Transplant Psychiatry

Journal Article Annotations
2018, 1st Quarter

Transplant Psychiatry

Annotations by Paula Zimbrean, MD, FACLP
April 2018

  1. Role of depression and social isolation at time of waitlisting for survival 8 years after heart transplantation
  2. Systematic review: impact of liver transplantation on employment

Also of interest:

PUBLICATION #1 — Transplant Psychiatry
Role of depression and social isolation at time of waitlisting for survival 8 years after heart transplantation
Spaderna H, Zittermann A, Reichenspurner H, Ziegler C, Smits J, Weidner G


Annotation

Type of study: Prospective cohort study

The finding: This is the long-term follow-up on a similar study the authors reported in 2010. At the time, depression and social isolation pretransplant was associated with higher mortality 1 year after heart transplantation. The current study indicates that the association was maintained up to 8 years after heart transplantation: low depression at the time of wait-listing and good social integration was associated with increased chances of survival after heart transplantation.

Strength and weaknesses: The main strength of this study consists in the prospective design and long-term follow-up (medial follow up 70 months). The study also controlled for many demographic and clinical factors that are involved in posttransplant survival. Limitations of the study are due to the fact that the assessment for depression and social isolation were self-reported, therefore subjective, and also there was no assessment nor analysis of potential psychosocial confounding factors that may be associated with depression.

Relevance: The study supports the association between symptoms and social isolation prior to transplantation and increased mortality of the heart transplant.


PUBLICATION #2 — Transplant Psychiatry
Systematic review: impact of liver transplantation on employment
Waclawski ER, Noone P


Annotation

Type of study: Systematic review of literature

The finding: In liver transplant recipients, the rate of employment after transplantation is lower than pretransplantation.

Strength and weaknesses: This is a systematic review of publications between 2001 and 2016 as they appeared in two databases: Pubmed and Embase. The main limitation of the study is due to the heterogeneous character of the data in individual publications which did not allow meta-analysis.

Relevance: With survival posttransplantation increasing, the focus is shifting from medical outcomes, such as mortality and graft loss, to quality of life and social re-integration. This study lays the groundwork to further understand and address the factors contributing to lower employment rates after transplant surgery.

* _Material shown_
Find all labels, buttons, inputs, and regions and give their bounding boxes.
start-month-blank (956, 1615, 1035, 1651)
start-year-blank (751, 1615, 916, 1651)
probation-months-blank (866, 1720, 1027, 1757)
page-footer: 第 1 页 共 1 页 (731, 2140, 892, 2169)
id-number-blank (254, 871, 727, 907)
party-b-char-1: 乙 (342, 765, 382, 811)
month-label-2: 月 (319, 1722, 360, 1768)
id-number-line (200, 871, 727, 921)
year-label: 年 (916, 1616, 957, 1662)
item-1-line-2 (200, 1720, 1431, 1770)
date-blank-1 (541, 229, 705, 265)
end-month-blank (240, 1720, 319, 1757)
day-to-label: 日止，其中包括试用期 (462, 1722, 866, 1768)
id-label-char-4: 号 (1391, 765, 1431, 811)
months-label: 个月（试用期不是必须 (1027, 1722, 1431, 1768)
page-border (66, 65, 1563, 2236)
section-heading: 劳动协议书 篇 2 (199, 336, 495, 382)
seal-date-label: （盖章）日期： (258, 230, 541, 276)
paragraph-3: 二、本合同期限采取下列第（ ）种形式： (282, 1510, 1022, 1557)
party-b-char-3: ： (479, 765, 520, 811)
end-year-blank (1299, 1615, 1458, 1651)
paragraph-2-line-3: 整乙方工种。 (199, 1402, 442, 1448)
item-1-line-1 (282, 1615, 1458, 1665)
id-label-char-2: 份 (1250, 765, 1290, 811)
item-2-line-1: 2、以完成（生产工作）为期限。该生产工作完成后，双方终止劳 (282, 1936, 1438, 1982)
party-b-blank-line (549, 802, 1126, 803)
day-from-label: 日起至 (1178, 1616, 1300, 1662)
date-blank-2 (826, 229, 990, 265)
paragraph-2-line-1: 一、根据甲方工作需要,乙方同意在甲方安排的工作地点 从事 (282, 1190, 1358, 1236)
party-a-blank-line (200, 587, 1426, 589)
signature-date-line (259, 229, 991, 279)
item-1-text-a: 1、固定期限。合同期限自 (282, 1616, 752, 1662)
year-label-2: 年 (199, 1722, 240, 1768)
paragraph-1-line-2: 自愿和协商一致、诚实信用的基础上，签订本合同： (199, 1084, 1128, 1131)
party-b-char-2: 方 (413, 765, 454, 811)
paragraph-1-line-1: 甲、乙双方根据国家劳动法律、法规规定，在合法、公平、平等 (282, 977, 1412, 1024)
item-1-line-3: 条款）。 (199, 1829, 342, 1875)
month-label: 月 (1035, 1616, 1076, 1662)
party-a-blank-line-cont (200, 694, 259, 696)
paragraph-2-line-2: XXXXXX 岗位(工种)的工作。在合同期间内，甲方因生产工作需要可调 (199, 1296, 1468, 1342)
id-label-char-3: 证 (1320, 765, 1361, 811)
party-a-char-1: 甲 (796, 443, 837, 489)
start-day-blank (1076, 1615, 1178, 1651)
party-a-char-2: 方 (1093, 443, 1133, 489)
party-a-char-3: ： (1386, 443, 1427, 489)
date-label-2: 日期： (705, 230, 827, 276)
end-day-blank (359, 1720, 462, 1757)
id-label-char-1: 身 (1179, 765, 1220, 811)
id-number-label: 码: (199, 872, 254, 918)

* _Work order 1_
Reproduce the transplant psychiatry annotations from "PUBLICATION #1 —" to "survival after heart transplantation.", substituting "cardiac transplantation" for "heart transplantation".
* _Work order 2_
In the transplant psychiatry annotations, condense the paragraph that begins "Relevance: With survival posttransplantation increasing" while keeping its main facts.

* _Response 1_
PUBLICATION #1 — Transplant Psychiatry
Role of depression and social isolation at time of waitlisting for survival 8 years after cardiac transplantation
Spaderna H, Zittermann A, Reichenspurner H, Ziegler C, Smits J, Weidner G


Annotation

Type of study: Prospective cohort study

The finding: This is the long-term follow-up on a similar study the authors reported in 2010. At the time, depression and social isolation pretransplant was associated with higher mortality 1 year after cardiac transplantation. The current study indicates that the association was maintained up to 8 years after cardiac transplantation: low depression at the time of wait-listing and good social integration was associated with increased chances of survival after cardiac transplantation.

* _Response 2_
Relevance: As posttransplant survival rises, attention is moving from medical outcomes such as mortality and graft loss to quality of life and social re-integration. This study provides a basis for understanding and addressing the factors behind lower employment after transplant surgery.